**YOUR INSTRUCTIONS:** Copy each line of the listing below exactly.

**DATA PROVIDED:**
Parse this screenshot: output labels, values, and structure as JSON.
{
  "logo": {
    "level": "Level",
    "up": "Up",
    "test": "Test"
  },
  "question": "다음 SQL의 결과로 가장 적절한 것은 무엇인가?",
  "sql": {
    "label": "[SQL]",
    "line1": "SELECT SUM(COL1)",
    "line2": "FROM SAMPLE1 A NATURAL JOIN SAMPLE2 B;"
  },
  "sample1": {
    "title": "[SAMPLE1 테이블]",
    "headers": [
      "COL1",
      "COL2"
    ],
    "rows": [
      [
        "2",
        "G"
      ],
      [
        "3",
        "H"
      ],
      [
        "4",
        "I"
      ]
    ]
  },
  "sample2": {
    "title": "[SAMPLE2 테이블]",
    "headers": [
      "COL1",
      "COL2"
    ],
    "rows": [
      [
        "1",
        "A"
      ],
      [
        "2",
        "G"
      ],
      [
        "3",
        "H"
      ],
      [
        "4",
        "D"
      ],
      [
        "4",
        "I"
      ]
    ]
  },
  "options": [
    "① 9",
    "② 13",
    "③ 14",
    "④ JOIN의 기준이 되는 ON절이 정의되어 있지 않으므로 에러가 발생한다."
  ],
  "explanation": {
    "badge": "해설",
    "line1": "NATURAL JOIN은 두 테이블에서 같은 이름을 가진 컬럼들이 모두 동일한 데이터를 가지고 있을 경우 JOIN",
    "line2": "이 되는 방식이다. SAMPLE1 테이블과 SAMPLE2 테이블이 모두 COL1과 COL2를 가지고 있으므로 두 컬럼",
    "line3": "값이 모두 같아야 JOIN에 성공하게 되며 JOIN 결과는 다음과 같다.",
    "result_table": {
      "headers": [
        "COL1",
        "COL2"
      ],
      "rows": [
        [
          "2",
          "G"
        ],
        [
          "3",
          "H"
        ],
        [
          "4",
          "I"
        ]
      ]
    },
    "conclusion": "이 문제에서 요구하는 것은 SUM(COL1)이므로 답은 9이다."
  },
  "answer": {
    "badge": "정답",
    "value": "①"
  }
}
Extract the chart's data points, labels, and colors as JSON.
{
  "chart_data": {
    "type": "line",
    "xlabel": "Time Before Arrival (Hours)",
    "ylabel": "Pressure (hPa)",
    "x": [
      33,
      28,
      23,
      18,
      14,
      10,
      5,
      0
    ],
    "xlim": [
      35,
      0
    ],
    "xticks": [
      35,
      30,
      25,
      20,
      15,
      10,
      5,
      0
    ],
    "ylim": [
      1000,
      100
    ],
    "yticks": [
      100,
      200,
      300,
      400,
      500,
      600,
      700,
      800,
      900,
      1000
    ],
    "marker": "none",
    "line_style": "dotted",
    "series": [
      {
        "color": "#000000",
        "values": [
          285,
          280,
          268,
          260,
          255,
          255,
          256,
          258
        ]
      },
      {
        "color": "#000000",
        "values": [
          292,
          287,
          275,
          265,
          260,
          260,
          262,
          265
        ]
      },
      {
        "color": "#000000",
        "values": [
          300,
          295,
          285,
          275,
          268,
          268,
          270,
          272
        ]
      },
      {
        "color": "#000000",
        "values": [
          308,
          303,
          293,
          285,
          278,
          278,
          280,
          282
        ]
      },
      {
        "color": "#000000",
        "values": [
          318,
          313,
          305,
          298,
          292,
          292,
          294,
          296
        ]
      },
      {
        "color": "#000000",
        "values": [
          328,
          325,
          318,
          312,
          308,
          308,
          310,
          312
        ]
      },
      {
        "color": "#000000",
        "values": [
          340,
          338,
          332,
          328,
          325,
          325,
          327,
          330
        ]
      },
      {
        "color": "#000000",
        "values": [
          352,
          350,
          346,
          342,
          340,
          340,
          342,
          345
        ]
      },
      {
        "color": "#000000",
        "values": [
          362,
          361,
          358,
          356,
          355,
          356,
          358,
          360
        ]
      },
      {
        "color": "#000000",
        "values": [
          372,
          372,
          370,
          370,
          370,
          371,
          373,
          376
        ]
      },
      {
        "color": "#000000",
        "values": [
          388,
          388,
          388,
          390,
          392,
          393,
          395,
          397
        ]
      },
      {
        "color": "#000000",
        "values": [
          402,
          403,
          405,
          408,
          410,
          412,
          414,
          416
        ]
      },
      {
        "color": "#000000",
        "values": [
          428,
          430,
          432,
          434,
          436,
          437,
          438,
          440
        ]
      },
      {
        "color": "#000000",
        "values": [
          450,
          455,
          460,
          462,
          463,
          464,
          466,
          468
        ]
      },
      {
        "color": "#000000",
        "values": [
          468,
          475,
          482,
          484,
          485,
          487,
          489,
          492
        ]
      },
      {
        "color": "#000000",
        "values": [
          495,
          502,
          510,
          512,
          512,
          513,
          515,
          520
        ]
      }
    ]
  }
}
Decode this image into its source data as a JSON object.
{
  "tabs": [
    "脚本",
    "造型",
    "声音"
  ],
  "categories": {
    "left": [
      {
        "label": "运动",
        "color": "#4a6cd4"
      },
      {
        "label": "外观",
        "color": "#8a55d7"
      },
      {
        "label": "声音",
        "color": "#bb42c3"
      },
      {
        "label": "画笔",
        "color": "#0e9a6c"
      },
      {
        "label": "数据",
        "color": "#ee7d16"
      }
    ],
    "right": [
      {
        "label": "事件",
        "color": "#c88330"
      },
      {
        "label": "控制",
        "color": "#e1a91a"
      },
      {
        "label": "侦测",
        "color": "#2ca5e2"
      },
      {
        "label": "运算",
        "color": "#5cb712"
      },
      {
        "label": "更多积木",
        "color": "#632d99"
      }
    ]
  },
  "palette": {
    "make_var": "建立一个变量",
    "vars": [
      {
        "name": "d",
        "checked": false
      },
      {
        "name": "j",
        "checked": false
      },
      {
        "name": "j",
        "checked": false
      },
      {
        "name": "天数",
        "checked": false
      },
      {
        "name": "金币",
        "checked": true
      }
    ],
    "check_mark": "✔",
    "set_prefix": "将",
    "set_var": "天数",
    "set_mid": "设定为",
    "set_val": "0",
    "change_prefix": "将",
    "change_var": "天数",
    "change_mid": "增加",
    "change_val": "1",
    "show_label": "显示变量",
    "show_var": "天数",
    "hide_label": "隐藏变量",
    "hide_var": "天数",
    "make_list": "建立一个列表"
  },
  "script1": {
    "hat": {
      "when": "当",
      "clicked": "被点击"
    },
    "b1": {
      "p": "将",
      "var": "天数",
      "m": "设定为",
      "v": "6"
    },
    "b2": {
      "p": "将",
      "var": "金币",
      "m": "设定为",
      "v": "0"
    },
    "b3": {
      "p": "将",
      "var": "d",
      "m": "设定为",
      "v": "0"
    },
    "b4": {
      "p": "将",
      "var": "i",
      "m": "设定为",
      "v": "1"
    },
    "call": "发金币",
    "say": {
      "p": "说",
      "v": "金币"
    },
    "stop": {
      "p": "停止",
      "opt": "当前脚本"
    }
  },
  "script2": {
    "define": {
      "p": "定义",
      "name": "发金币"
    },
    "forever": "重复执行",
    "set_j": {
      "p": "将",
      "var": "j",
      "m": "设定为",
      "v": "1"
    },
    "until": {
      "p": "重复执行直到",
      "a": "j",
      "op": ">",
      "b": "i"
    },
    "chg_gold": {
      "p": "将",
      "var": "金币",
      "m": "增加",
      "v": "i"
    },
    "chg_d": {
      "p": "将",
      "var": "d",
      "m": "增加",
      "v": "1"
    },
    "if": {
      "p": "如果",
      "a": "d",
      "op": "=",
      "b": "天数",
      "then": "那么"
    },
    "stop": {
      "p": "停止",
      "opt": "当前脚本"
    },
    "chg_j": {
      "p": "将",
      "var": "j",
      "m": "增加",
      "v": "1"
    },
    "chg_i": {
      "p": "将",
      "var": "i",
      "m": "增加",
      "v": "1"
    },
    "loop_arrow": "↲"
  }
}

**ANSWER TO THIS TASK:**
Parse this screenshot: output labels, values, and structure as JSON.
{
  "logo": {
    "level": "Level",
    "up": "Up",
    "test": "Test"
  },
  "question": "다음 SQL의 결과로 가장 적절한 것은 무엇인가?",
  "sql": {
    "label": "[SQL]",
    "line1": "SELECT SUM(COL1)",
    "line2": "FROM SAMPLE1 A NATURAL JOIN SAMPLE2 B;"
  },
  "sample1": {
    "title": "[SAMPLE1 테이블]",
    "headers": [
      "COL1",
      "COL2"
    ],
    "rows": [
      [
        "2",
        "G"
      ],
      [
        "3",
        "H"
      ],
      [
        "4",
        "I"
      ]
    ]
  },
  "sample2": {
    "title": "[SAMPLE2 테이블]",
    "headers": [
      "COL1",
      "COL2"
    ],
    "rows": [
      [
        "1",
        "A"
      ],
      [
        "2",
        "G"
      ],
      [
        "3",
        "H"
      ],
      [
        "4",
        "D"
      ],
      [
        "4",
        "I"
      ]
    ]
  },
  "options": [
    "① 9",
    "② 13",
    "③ 14",
    "④ JOIN의 기준이 되는 ON절이 정의되어 있지 않으므로 에러가 발생한다."
  ],
  "explanation": {
    "badge": "해설",
    "line1": "NATURAL JOIN은 두 테이블에서 같은 이름을 가진 컬럼들이 모두 동일한 데이터를 가지고 있을 경우 JOIN",
    "line2": "이 되는 방식이다. SAMPLE1 테이블과 SAMPLE2 테이블이 모두 COL1과 COL2를 가지고 있으므로 두 컬럼",
    "line3": "값이 모두 같아야 JOIN에 성공하게 되며 JOIN 결과는 다음과 같다.",
    "result_table": {
      "headers": [
        "COL1",
        "COL2"
      ],
      "rows": [
        [
          "2",
          "G"
        ],
        [
          "3",
          "H"
        ],
        [
          "4",
          "I"
        ]
      ]
    },
    "conclusion": "이 문제에서 요구하는 것은 SUM(COL1)이므로 답은 9이다."
  },
  "answer": {
    "badge": "정답",
    "value": "①"
  }
}
Extract the chart's data points, labels, and colors as JSON.
{
  "chart_data": {
    "type": "line",
    "xlabel": "Time Before Arrival (Hours)",
    "ylabel": "Pressure (hPa)",
    "x": [
      33,
      28,
      23,
      18,
      14,
      10,
      5,
      0
    ],
    "xlim": [
      35,
      0
    ],
    "xticks": [
      35,
      30,
      25,
      20,
      15,
      10,
      5,
      0
    ],
    "ylim": [
      1000,
      100
    ],
    "yticks": [
      100,
      200,
      300,
      400,
      500,
      600,
      700,
      800,
      900,
      1000
    ],
    "marker": "none",
    "line_style": "dotted",
    "series": [
      {
        "color": "#000000",
        "values": [
          285,
          280,
          268,
          260,
          255,
          255,
          256,
          258
        ]
      },
      {
        "color": "#000000",
        "values": [
          292,
          287,
          275,
          265,
          260,
          260,
          262,
          265
        ]
      },
      {
        "color": "#000000",
        "values": [
          300,
          295,
          285,
          275,
          268,
          268,
          270,
          272
        ]
      },
      {
        "color": "#000000",
        "values": [
          308,
          303,
          293,
          285,
          278,
          278,
          280,
          282
        ]
      },
      {
        "color": "#000000",
        "values": [
          318,
          313,
          305,
          298,
          292,
          292,
          294,
          296
        ]
      },
      {
        "color": "#000000",
        "values": [
          328,
          325,
          318,
          312,
          308,
          308,
          310,
          312
        ]
      },
      {
        "color": "#000000",
        "values": [
          340,
          338,
          332,
          328,
          325,
          325,
          327,
          330
        ]
      },
      {
        "color": "#000000",
        "values": [
          352,
          350,
          346,
          342,
          340,
          340,
          342,
          345
        ]
      },
      {
        "color": "#000000",
        "values": [
          362,
          361,
          358,
          356,
          355,
          356,
          358,
          360
        ]
      },
      {
        "color": "#000000",
        "values": [
          372,
          372,
          370,
          370,
          370,
          371,
          373,
          376
        ]
      },
      {
        "color": "#000000",
        "values": [
          388,
          388,
          388,
          390,
          392,
          393,
          395,
          397
        ]
      },
      {
        "color": "#000000",
        "values": [
          402,
          403,
          405,
          408,
          410,
          412,
          414,
          416
        ]
      },
      {
        "color": "#000000",
        "values": [
          428,
          430,
          432,
          434,
          436,
          437,
          438,
          440
        ]
      },
      {
        "color": "#000000",
        "values": [
          450,
          455,
          460,
          462,
          463,
          464,
          466,
          468
        ]
      },
      {
        "color": "#000000",
        "values": [
          468,
          475,
          482,
          484,
          485,
          487,
          489,
          492
        ]
      },
      {
        "color": "#000000",
        "values": [
          495,
          502,
          510,
          512,
          512,
          513,
          515,
          520
        ]
      }
    ]
  }
}
Decode this image into its source data as a JSON object.
{
  "tabs": [
    "脚本",
    "造型",
    "声音"
  ],
  "categories": {
    "left": [
      {
        "label": "运动",
        "color": "#4a6cd4"
      },
      {
        "label": "外观",
        "color": "#8a55d7"
      },
      {
        "label": "声音",
        "color": "#bb42c3"
      },
      {
        "label": "画笔",
        "color": "#0e9a6c"
      },
      {
        "label": "数据",
        "color": "#ee7d16"
      }
    ],
    "right": [
      {
        "label": "事件",
        "color": "#c88330"
      },
      {
        "label": "控制",
        "color": "#e1a91a"
      },
      {
        "label": "侦测",
        "color": "#2ca5e2"
      },
      {
        "label": "运算",
        "color": "#5cb712"
      },
      {
        "label": "更多积木",
        "color": "#632d99"
      }
    ]
  },
  "palette": {
    "make_var": "建立一个变量",
    "vars": [
      {
        "name": "d",
        "checked": false
      },
      {
        "name": "j",
        "checked": false
      },
      {
        "name": "j",
        "checked": false
      },
      {
        "name": "天数",
        "checked": false
      },
      {
        "name": "金币",
        "checked": true
      }
    ],
    "check_mark": "✔",
    "set_prefix": "将",
    "set_var": "天数",
    "set_mid": "设定为",
    "set_val": "0",
    "change_prefix": "将",
    "change_var": "天数",
    "change_mid": "增加",
    "change_val": "1",
    "show_label": "显示变量",
    "show_var": "天数",
    "hide_label": "隐藏变量",
    "hide_var": "天数",
    "make_list": "建立一个列表"
  },
  "script1": {
    "hat": {
      "when": "当",
      "clicked": "被点击"
    },
    "b1": {
      "p": "将",
      "var": "天数",
      "m": "设定为",
      "v": "6"
    },
    "b2": {
      "p": "将",
      "var": "金币",
      "m": "设定为",
      "v": "0"
    },
    "b3": {
      "p": "将",
      "var": "d",
      "m": "设定为",
      "v": "0"
    },
    "b4": {
      "p": "将",
      "var": "i",
      "m": "设定为",
      "v": "1"
    },
    "call": "发金币",
    "say": {
      "p": "说",
      "v": "金币"
    },
    "stop": {
      "p": "停止",
      "opt": "当前脚本"
    }
  },
  "script2": {
    "define": {
      "p": "定义",
      "name": "发金币"
    },
    "forever": "重复执行",
    "set_j": {
      "p": "将",
      "var": "j",
      "m": "设定为",
      "v": "1"
    },
    "until": {
      "p": "重复执行直到",
      "a": "j",
      "op": ">",
      "b": "i"
    },
    "chg_gold": {
      "p": "将",
      "var": "金币",
      "m": "增加",
      "v": "i"
    },
    "chg_d": {
      "p": "将",
      "var": "d",
      "m": "增加",
      "v": "1"
    },
    "if": {
      "p": "如果",
      "a": "d",
      "op": "=",
      "b": "天数",
      "then": "那么"
    },
    "stop": {
      "p": "停止",
      "opt": "当前脚本"
    },
    "chg_j": {
      "p": "将",
      "var": "j",
      "m": "增加",
      "v": "1"
    },
    "chg_i": {
      "p": "将",
      "var": "i",
      "m": "增加",
      "v": "1"
    },
    "loop_arrow": "↲"
  }
}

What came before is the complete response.